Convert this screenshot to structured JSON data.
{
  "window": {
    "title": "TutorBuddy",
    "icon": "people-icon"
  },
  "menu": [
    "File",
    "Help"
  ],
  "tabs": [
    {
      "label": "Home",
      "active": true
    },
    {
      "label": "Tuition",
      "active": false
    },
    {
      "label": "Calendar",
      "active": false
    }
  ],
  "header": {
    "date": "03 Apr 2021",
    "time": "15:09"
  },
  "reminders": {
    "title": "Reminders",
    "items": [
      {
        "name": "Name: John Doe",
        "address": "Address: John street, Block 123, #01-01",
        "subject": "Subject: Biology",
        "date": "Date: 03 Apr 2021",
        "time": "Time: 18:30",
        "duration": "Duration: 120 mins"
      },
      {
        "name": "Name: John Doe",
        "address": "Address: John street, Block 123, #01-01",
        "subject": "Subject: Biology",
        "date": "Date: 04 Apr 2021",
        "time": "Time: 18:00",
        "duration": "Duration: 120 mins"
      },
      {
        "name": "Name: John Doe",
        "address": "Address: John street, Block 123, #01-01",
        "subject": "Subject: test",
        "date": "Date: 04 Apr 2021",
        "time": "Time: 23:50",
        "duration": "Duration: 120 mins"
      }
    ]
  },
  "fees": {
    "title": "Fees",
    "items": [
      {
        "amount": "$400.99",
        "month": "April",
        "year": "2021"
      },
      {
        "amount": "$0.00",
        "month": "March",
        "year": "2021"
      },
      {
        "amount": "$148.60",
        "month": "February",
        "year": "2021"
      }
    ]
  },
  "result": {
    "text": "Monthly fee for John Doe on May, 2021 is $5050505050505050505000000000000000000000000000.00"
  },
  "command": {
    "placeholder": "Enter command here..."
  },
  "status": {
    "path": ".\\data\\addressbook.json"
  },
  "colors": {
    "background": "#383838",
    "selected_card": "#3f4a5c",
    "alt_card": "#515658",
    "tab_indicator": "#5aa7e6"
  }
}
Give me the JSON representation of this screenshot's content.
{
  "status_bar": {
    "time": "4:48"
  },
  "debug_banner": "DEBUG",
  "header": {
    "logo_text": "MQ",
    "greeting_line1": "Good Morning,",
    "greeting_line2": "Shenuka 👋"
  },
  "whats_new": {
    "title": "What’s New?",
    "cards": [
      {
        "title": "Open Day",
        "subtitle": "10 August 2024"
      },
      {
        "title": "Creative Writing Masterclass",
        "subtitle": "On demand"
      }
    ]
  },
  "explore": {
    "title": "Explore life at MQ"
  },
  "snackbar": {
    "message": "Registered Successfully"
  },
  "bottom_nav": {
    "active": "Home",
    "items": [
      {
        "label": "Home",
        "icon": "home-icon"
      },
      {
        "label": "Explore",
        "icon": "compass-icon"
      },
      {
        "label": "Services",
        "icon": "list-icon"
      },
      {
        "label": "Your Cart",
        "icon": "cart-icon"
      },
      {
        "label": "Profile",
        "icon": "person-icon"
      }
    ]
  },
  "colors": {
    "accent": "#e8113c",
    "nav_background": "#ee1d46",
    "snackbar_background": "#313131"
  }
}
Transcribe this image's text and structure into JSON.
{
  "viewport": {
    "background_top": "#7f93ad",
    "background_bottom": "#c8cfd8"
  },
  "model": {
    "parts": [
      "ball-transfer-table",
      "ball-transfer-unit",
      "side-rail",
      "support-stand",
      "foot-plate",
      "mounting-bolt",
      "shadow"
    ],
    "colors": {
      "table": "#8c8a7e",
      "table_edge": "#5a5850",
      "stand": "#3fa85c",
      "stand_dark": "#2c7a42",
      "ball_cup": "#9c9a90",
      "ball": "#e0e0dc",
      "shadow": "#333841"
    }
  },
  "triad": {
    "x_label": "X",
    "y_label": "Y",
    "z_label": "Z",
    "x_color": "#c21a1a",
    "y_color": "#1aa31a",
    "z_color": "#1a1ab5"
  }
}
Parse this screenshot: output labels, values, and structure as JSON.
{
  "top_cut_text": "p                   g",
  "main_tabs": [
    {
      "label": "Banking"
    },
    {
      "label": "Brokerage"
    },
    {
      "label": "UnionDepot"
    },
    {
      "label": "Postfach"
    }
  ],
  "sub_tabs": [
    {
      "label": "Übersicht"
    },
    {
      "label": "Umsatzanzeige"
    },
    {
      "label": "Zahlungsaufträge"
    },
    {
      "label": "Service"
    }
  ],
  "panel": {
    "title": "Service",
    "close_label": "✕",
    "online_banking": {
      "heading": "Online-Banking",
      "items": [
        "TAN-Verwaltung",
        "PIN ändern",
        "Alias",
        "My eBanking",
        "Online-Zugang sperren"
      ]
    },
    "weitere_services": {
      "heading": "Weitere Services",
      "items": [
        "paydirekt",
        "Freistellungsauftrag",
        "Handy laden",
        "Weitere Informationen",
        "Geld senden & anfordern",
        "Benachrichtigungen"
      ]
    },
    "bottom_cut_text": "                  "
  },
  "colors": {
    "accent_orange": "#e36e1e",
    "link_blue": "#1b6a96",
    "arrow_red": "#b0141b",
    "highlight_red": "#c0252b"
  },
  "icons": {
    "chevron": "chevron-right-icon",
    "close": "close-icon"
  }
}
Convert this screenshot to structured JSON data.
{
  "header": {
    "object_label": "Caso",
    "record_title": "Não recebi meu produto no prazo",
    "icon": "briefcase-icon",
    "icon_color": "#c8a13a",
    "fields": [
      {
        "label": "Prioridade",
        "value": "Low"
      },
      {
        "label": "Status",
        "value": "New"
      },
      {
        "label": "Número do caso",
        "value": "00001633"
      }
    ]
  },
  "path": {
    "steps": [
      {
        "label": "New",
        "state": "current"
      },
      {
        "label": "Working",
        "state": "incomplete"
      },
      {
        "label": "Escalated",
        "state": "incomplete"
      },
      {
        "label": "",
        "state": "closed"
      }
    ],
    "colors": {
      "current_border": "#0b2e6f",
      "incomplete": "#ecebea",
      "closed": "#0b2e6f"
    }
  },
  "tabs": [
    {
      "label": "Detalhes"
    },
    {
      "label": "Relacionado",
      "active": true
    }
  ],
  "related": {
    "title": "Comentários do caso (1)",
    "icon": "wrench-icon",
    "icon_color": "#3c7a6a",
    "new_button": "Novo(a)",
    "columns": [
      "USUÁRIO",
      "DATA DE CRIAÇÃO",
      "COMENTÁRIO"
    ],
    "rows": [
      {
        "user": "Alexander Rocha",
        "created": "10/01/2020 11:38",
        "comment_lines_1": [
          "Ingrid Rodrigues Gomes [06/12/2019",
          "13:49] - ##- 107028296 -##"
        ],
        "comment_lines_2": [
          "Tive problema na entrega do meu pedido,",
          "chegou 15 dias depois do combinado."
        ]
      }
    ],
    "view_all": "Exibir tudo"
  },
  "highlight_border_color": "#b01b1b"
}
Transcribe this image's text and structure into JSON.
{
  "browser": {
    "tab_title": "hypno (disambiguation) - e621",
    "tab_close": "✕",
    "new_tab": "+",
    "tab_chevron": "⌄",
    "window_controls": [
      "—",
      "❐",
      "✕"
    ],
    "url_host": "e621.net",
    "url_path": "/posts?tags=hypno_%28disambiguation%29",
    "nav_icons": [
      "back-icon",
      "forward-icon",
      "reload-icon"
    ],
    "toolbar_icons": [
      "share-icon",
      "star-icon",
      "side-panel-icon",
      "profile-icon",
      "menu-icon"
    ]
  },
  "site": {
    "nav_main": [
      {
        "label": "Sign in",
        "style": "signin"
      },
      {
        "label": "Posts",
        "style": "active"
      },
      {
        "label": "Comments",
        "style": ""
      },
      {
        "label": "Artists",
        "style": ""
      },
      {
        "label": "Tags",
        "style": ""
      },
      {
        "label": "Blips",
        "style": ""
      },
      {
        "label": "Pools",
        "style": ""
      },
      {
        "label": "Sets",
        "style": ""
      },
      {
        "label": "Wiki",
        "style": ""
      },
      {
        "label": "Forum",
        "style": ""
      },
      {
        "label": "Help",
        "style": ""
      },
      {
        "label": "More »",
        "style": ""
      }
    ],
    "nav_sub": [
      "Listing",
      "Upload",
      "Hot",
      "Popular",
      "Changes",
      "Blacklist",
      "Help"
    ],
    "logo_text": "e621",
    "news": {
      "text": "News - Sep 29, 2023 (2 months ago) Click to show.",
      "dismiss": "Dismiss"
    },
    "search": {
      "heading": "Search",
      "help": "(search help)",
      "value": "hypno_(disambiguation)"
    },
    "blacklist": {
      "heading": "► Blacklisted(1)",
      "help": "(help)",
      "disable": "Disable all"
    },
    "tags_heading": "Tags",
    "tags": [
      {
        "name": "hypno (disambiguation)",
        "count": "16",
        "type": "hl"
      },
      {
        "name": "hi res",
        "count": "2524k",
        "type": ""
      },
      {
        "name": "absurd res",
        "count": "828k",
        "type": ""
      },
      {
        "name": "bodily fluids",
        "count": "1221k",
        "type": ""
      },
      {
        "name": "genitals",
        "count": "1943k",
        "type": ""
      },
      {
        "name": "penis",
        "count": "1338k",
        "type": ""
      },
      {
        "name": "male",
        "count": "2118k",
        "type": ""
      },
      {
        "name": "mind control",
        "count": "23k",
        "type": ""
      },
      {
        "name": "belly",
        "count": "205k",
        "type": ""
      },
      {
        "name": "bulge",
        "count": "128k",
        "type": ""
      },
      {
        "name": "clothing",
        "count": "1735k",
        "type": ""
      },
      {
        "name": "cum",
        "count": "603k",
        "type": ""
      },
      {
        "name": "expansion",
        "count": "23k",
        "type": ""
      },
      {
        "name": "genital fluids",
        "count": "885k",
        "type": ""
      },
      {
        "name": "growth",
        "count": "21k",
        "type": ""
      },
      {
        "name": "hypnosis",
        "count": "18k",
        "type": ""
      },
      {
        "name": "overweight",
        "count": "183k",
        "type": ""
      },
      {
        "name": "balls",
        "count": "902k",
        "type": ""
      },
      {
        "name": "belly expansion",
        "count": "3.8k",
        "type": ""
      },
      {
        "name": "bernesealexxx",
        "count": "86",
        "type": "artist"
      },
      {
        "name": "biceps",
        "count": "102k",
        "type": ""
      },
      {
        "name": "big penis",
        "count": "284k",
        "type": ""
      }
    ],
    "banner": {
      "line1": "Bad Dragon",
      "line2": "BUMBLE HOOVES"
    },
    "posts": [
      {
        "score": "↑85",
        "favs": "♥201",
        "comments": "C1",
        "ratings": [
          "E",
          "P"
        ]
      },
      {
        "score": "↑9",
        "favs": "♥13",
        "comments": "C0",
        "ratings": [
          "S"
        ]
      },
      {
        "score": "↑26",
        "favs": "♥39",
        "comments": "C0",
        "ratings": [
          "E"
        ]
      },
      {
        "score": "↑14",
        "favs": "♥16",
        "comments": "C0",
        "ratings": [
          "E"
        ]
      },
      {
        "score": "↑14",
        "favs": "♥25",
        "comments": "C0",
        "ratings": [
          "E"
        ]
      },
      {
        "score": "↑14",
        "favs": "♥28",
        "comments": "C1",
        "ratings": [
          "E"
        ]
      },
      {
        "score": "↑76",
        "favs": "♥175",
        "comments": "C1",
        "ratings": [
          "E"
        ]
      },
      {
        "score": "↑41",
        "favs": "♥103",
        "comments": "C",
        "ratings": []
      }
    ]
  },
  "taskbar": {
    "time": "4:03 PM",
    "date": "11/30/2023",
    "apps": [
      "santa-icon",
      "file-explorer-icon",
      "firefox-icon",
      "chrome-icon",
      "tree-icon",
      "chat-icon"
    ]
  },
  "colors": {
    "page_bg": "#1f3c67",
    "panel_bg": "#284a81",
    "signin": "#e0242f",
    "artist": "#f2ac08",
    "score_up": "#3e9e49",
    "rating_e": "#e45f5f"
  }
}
========================================
TASK DETAILS
Pull out all lines from the entries above in which the word "favs" appears.

RESPONSE
        "favs": "♥201",
        "favs": "♥13",
        "favs": "♥39",
        "favs": "♥16",
        "favs": "♥25",
        "favs": "♥28",
        "favs": "♥175",
        "favs": "♥103",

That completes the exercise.